(WORK REQUIRED):
Reproduce every line of the material below without changing anything.

>> Start RECORDS FOR THIS TASK

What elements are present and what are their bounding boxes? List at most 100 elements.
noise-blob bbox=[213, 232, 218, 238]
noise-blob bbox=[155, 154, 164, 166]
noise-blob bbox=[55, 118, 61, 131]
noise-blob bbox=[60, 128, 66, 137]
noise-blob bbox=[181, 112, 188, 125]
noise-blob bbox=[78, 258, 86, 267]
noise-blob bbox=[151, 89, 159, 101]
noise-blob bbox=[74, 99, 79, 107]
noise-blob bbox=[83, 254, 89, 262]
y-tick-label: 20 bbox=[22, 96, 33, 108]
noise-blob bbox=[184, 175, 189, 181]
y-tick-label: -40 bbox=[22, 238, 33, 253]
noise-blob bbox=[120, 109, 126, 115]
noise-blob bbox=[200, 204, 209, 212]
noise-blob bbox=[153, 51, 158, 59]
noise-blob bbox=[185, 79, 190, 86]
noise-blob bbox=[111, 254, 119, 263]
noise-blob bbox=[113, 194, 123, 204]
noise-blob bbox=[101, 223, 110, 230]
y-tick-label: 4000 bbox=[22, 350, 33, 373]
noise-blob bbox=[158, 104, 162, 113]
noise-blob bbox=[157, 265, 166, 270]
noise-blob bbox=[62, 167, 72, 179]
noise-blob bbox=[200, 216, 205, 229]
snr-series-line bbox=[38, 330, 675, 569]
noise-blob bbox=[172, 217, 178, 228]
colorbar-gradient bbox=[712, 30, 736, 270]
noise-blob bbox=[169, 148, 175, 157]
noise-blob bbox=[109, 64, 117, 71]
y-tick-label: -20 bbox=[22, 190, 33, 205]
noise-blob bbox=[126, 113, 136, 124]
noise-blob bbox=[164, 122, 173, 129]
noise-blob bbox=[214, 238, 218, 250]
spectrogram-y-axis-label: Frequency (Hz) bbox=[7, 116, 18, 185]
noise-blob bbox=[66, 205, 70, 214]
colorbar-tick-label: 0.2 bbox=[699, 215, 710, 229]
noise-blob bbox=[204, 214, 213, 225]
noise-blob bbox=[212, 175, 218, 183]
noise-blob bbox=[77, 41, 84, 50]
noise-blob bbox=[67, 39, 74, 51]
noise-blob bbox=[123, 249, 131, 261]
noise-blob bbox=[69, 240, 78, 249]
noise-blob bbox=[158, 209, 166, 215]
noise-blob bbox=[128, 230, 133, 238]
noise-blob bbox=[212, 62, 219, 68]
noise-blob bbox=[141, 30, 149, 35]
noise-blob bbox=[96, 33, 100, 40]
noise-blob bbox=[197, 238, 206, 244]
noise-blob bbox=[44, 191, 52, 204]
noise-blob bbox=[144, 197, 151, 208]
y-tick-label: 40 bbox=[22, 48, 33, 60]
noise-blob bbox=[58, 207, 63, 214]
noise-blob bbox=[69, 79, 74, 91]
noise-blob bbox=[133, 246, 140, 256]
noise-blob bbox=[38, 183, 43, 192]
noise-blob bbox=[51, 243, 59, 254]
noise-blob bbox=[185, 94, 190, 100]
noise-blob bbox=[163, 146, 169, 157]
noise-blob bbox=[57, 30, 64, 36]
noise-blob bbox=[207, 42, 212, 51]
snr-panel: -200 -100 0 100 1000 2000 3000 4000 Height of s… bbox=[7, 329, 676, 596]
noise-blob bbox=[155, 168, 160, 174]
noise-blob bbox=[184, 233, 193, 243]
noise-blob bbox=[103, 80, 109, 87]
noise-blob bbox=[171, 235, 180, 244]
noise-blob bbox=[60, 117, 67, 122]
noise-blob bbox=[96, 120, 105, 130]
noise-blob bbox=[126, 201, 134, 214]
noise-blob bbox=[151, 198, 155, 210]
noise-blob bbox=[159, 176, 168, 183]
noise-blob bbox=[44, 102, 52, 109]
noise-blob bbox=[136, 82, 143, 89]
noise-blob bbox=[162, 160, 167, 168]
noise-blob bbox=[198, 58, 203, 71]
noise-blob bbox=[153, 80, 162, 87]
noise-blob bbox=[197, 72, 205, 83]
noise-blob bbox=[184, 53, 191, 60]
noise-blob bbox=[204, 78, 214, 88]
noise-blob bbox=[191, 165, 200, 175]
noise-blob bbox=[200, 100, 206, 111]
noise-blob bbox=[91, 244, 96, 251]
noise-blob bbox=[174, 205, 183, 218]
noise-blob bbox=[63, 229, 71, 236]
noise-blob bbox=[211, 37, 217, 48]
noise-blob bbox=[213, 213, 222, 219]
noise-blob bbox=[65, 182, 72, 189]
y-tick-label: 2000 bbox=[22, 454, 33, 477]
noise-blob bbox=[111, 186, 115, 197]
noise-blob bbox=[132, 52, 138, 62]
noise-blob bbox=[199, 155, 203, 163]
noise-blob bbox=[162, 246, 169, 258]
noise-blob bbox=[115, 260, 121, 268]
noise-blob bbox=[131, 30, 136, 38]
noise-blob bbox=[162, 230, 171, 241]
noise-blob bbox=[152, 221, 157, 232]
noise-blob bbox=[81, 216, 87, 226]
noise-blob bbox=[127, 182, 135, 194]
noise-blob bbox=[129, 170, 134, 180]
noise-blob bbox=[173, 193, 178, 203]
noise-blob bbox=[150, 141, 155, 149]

>> End RECORDS FOR THIS TASK

(COMPLETE ANSWER):
What elements are present and what are their bounding boxes? List at most 100 elements.
noise-blob bbox=[213, 232, 218, 238]
noise-blob bbox=[155, 154, 164, 166]
noise-blob bbox=[55, 118, 61, 131]
noise-blob bbox=[60, 128, 66, 137]
noise-blob bbox=[181, 112, 188, 125]
noise-blob bbox=[78, 258, 86, 267]
noise-blob bbox=[151, 89, 159, 101]
noise-blob bbox=[74, 99, 79, 107]
noise-blob bbox=[83, 254, 89, 262]
y-tick-label: 20 bbox=[22, 96, 33, 108]
noise-blob bbox=[184, 175, 189, 181]
y-tick-label: -40 bbox=[22, 238, 33, 253]
noise-blob bbox=[120, 109, 126, 115]
noise-blob bbox=[200, 204, 209, 212]
noise-blob bbox=[153, 51, 158, 59]
noise-blob bbox=[185, 79, 190, 86]
noise-blob bbox=[111, 254, 119, 263]
noise-blob bbox=[113, 194, 123, 204]
noise-blob bbox=[101, 223, 110, 230]
y-tick-label: 4000 bbox=[22, 350, 33, 373]
noise-blob bbox=[158, 104, 162, 113]
noise-blob bbox=[157, 265, 166, 270]
noise-blob bbox=[62, 167, 72, 179]
noise-blob bbox=[200, 216, 205, 229]
snr-series-line bbox=[38, 330, 675, 569]
noise-blob bbox=[172, 217, 178, 228]
colorbar-gradient bbox=[712, 30, 736, 270]
noise-blob bbox=[169, 148, 175, 157]
noise-blob bbox=[109, 64, 117, 71]
y-tick-label: -20 bbox=[22, 190, 33, 205]
noise-blob bbox=[126, 113, 136, 124]
noise-blob bbox=[164, 122, 173, 129]
noise-blob bbox=[214, 238, 218, 250]
spectrogram-y-axis-label: Frequency (Hz) bbox=[7, 116, 18, 185]
noise-blob bbox=[66, 205, 70, 214]
colorbar-tick-label: 0.2 bbox=[699, 215, 710, 229]
noise-blob bbox=[204, 214, 213, 225]
noise-blob bbox=[212, 175, 218, 183]
noise-blob bbox=[77, 41, 84, 50]
noise-blob bbox=[67, 39, 74, 51]
noise-blob bbox=[123, 249, 131, 261]
noise-blob bbox=[69, 240, 78, 249]
noise-blob bbox=[158, 209, 166, 215]
noise-blob bbox=[128, 230, 133, 238]
noise-blob bbox=[212, 62, 219, 68]
noise-blob bbox=[141, 30, 149, 35]
noise-blob bbox=[96, 33, 100, 40]
noise-blob bbox=[197, 238, 206, 244]
noise-blob bbox=[44, 191, 52, 204]
noise-blob bbox=[144, 197, 151, 208]
y-tick-label: 40 bbox=[22, 48, 33, 60]
noise-blob bbox=[58, 207, 63, 214]
noise-blob bbox=[69, 79, 74, 91]
noise-blob bbox=[133, 246, 140, 256]
noise-blob bbox=[38, 183, 43, 192]
noise-blob bbox=[51, 243, 59, 254]
noise-blob bbox=[185, 94, 190, 100]
noise-blob bbox=[163, 146, 169, 157]
noise-blob bbox=[57, 30, 64, 36]
noise-blob bbox=[207, 42, 212, 51]
snr-panel: -200 -100 0 100 1000 2000 3000 4000 Height of s… bbox=[7, 329, 676, 596]
noise-blob bbox=[155, 168, 160, 174]
noise-blob bbox=[184, 233, 193, 243]
noise-blob bbox=[103, 80, 109, 87]
noise-blob bbox=[171, 235, 180, 244]
noise-blob bbox=[60, 117, 67, 122]
noise-blob bbox=[96, 120, 105, 130]
noise-blob bbox=[126, 201, 134, 214]
noise-blob bbox=[151, 198, 155, 210]
noise-blob bbox=[159, 176, 168, 183]
noise-blob bbox=[44, 102, 52, 109]
noise-blob bbox=[136, 82, 143, 89]
noise-blob bbox=[162, 160, 167, 168]
noise-blob bbox=[198, 58, 203, 71]
noise-blob bbox=[153, 80, 162, 87]
noise-blob bbox=[197, 72, 205, 83]
noise-blob bbox=[184, 53, 191, 60]
noise-blob bbox=[204, 78, 214, 88]
noise-blob bbox=[191, 165, 200, 175]
noise-blob bbox=[200, 100, 206, 111]
noise-blob bbox=[91, 244, 96, 251]
noise-blob bbox=[174, 205, 183, 218]
noise-blob bbox=[63, 229, 71, 236]
noise-blob bbox=[211, 37, 217, 48]
noise-blob bbox=[213, 213, 222, 219]
noise-blob bbox=[65, 182, 72, 189]
y-tick-label: 2000 bbox=[22, 454, 33, 477]
noise-blob bbox=[111, 186, 115, 197]
noise-blob bbox=[132, 52, 138, 62]
noise-blob bbox=[199, 155, 203, 163]
noise-blob bbox=[162, 246, 169, 258]
noise-blob bbox=[115, 260, 121, 268]
noise-blob bbox=[131, 30, 136, 38]
noise-blob bbox=[162, 230, 171, 241]
noise-blob bbox=[152, 221, 157, 232]
noise-blob bbox=[81, 216, 87, 226]
noise-blob bbox=[127, 182, 135, 194]
noise-blob bbox=[129, 170, 134, 180]
noise-blob bbox=[173, 193, 178, 203]
noise-blob bbox=[150, 141, 155, 149]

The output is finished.